┌──
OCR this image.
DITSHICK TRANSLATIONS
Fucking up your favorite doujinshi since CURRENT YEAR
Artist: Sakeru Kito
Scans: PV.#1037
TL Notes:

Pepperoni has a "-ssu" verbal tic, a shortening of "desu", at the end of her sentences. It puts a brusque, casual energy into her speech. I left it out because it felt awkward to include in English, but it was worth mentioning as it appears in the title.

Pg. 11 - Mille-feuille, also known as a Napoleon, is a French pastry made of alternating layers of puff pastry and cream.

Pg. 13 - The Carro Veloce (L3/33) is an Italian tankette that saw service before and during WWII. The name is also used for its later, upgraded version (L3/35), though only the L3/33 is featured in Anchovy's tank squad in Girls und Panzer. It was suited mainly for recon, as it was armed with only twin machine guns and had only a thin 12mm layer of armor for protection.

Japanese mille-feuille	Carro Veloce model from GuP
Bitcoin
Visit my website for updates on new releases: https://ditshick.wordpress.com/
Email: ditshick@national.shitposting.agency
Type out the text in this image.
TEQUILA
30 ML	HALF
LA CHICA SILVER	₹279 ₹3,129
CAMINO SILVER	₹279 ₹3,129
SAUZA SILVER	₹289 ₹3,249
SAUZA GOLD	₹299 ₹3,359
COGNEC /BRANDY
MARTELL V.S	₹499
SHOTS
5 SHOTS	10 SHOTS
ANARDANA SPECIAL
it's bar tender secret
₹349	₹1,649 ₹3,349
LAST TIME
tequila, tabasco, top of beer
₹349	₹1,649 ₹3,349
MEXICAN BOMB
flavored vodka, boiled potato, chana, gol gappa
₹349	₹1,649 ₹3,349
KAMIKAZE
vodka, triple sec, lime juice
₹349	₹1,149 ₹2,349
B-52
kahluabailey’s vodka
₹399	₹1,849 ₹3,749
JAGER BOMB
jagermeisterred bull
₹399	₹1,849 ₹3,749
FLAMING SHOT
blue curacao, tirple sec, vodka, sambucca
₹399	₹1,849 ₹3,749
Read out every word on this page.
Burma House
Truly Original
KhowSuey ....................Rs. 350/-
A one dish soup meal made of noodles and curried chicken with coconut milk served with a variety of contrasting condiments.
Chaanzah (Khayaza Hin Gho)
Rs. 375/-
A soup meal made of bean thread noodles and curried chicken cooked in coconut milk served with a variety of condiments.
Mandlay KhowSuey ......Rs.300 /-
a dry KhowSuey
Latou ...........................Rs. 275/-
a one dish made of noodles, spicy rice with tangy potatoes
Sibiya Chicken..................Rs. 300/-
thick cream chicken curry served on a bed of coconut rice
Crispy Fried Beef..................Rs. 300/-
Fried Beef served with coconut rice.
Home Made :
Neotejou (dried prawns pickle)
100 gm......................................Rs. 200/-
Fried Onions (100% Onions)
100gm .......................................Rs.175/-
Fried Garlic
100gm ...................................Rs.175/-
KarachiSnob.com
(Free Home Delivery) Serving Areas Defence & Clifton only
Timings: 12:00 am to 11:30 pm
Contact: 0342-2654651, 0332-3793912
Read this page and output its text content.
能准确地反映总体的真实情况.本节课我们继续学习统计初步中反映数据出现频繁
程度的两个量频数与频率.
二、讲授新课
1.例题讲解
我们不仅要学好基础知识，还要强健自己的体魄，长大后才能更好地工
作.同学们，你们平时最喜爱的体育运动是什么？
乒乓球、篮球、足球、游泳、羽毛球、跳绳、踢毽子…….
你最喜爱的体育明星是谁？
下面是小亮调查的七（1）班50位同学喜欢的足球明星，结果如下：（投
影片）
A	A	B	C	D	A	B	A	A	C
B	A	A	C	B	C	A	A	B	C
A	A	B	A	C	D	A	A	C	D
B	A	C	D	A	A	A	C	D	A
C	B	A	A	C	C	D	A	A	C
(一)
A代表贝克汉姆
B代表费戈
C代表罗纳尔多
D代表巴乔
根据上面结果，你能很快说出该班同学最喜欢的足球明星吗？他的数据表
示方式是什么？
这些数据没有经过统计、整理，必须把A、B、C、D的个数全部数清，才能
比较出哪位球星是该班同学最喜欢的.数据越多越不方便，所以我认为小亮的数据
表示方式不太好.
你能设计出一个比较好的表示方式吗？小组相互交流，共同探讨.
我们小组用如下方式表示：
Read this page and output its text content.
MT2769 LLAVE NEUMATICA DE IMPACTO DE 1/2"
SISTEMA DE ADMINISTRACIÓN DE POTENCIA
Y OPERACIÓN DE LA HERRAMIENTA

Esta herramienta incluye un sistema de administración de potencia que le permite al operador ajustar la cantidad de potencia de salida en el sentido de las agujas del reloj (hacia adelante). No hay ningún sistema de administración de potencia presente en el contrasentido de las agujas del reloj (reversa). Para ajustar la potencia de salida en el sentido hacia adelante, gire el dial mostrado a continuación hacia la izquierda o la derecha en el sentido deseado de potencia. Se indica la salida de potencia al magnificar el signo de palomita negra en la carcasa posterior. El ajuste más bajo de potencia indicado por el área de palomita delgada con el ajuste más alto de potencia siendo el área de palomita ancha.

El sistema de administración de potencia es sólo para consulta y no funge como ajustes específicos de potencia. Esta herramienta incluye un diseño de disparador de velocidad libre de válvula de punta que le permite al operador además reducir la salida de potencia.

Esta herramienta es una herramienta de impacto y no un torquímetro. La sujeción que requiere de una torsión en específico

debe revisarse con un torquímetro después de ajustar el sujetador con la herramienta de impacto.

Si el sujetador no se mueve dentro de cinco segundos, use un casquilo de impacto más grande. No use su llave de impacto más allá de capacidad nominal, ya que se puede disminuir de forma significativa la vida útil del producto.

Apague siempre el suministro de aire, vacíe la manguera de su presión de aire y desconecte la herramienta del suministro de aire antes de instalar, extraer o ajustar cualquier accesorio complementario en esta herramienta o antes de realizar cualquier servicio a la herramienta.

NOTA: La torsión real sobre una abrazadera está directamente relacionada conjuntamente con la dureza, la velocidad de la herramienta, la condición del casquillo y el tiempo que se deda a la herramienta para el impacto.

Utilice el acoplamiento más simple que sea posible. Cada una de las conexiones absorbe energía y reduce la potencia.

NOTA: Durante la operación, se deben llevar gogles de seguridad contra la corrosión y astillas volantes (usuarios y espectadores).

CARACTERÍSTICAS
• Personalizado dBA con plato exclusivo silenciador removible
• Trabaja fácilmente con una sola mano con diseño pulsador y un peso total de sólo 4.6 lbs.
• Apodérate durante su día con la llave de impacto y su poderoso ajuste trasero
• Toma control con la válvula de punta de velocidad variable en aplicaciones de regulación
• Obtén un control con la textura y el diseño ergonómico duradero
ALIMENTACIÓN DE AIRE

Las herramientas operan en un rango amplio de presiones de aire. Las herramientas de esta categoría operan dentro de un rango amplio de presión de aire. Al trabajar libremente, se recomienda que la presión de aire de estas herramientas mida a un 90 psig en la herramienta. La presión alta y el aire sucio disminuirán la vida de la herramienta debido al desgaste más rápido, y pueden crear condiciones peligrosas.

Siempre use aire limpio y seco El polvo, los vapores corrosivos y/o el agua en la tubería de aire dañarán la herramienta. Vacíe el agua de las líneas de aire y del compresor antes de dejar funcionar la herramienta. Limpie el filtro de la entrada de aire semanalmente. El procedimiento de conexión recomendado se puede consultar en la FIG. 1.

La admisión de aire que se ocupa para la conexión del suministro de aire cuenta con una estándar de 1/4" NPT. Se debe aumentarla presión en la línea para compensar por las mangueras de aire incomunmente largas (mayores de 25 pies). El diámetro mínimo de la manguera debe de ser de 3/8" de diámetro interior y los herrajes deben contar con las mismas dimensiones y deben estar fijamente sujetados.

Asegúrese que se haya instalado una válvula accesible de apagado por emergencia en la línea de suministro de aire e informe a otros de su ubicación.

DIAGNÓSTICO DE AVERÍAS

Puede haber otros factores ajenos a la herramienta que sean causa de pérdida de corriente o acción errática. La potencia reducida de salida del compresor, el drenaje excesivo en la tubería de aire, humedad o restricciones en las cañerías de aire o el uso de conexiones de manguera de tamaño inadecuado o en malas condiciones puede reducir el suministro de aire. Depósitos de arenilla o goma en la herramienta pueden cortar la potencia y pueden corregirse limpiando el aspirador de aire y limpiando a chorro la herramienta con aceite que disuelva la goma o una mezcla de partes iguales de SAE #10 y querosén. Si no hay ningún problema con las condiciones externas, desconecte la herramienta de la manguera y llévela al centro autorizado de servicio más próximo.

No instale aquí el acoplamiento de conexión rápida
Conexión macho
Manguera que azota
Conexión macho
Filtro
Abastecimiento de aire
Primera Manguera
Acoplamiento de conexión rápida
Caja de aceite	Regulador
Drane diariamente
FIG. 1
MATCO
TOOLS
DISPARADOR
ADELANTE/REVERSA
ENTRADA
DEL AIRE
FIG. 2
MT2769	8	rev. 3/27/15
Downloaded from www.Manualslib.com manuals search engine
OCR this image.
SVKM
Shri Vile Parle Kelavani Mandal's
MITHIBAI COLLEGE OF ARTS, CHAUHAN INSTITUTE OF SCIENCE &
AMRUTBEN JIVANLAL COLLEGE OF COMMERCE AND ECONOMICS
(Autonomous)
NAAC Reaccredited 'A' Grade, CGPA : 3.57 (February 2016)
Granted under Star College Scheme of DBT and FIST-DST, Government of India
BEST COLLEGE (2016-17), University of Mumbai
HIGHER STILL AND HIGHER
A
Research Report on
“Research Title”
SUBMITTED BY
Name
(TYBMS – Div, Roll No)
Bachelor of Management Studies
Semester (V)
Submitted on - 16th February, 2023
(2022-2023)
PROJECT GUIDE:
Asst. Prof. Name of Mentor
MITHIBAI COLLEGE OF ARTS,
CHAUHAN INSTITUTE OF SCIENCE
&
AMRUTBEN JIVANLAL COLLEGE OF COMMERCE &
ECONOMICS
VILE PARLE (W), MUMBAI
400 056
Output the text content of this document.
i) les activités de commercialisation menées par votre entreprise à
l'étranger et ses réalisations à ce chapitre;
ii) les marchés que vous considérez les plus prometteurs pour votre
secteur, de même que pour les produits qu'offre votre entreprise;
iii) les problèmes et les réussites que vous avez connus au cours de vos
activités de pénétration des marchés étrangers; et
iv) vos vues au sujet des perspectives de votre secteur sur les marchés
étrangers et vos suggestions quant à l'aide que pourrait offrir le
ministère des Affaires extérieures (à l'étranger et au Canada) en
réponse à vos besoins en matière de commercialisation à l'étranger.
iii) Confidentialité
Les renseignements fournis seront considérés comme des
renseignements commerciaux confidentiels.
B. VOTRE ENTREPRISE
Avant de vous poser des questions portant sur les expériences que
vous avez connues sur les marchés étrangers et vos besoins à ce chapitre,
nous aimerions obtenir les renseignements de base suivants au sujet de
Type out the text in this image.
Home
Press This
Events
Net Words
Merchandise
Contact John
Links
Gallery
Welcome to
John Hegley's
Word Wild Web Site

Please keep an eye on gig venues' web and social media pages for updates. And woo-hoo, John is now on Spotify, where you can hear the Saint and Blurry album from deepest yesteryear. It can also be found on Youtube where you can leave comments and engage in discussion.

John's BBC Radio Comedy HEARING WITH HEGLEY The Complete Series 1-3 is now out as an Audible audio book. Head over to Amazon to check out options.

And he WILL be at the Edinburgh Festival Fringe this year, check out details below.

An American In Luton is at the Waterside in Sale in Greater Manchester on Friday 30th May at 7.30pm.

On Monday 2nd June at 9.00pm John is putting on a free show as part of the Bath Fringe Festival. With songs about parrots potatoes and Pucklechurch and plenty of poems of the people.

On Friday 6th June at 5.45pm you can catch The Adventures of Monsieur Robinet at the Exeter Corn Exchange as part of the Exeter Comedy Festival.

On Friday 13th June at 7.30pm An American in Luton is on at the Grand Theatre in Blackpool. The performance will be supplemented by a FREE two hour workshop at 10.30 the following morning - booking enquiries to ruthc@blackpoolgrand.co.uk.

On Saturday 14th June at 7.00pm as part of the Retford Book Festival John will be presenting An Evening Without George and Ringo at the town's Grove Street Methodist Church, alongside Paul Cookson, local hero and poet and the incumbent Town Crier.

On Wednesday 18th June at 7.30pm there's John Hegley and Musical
└──
Take each line of the material that contains the word "chapitre" and list it.

l'étranger et ses réalisations à ce chapitre;
vous avez connues sur les marchés étrangers et vos besoins à ce chapitre,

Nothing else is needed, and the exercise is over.